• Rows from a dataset
(begin)

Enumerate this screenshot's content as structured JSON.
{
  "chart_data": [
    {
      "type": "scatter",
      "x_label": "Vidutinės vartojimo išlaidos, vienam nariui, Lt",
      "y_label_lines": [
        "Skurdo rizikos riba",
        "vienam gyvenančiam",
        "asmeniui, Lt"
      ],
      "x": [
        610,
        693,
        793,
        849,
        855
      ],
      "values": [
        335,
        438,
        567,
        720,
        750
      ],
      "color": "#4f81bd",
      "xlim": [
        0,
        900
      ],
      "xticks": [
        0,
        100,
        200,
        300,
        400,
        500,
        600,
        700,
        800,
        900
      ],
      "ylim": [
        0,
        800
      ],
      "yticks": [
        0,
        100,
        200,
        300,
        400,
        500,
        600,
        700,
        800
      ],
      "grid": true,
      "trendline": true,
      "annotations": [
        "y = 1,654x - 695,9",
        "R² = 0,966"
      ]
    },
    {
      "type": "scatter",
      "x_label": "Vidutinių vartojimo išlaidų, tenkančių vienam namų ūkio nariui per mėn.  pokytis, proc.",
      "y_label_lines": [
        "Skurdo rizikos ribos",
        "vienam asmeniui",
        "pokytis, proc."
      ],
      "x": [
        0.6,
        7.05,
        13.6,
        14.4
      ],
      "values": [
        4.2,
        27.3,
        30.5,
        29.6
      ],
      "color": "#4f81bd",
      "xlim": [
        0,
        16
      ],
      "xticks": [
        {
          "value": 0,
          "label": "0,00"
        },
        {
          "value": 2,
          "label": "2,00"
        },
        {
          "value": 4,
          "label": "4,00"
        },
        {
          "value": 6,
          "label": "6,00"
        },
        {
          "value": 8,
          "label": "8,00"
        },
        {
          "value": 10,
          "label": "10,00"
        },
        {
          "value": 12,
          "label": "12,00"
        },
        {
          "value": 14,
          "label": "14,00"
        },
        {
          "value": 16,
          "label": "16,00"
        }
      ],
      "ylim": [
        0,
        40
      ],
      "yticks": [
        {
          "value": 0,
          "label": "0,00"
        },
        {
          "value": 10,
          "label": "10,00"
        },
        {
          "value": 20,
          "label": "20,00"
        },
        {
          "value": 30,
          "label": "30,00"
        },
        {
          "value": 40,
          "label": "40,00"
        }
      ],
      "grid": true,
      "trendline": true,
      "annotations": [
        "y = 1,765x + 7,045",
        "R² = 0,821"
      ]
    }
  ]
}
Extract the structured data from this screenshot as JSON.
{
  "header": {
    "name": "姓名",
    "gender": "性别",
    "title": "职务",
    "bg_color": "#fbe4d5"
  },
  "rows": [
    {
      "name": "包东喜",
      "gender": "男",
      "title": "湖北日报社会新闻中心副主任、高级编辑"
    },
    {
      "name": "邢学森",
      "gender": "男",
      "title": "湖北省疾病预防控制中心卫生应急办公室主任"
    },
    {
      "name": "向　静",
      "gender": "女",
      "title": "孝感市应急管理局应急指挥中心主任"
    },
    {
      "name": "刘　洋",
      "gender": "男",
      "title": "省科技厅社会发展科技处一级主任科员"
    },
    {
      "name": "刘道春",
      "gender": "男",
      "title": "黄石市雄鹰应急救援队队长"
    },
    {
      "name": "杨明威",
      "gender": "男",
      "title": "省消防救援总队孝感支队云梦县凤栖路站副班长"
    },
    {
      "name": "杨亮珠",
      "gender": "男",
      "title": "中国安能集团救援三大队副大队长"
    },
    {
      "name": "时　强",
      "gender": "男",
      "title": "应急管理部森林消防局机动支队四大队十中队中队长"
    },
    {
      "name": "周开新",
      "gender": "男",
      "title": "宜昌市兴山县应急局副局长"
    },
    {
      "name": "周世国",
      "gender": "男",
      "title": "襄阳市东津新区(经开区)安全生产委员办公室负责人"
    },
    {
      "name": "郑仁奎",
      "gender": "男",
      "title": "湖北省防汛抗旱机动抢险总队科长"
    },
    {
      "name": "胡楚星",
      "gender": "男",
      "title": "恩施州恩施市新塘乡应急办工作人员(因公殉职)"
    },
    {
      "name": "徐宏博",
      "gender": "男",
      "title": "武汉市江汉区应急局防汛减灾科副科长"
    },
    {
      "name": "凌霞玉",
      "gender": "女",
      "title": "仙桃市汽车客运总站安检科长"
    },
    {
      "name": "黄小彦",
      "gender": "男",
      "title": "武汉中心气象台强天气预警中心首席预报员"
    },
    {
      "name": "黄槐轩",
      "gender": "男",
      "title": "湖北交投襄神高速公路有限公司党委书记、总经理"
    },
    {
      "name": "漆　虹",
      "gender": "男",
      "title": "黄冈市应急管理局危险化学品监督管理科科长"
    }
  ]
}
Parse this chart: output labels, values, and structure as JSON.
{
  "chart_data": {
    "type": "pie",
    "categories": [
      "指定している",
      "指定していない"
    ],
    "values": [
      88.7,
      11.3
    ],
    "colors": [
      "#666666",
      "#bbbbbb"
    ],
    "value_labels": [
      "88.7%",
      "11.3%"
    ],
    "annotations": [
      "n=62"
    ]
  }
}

(end)

• EXERCISE BRIEF
Show all lines from the data above in which the word "rizikos" appears.

• ANSWER TO THE EXERCISE
        "Skurdo rizikos riba",
        "Skurdo rizikos ribos",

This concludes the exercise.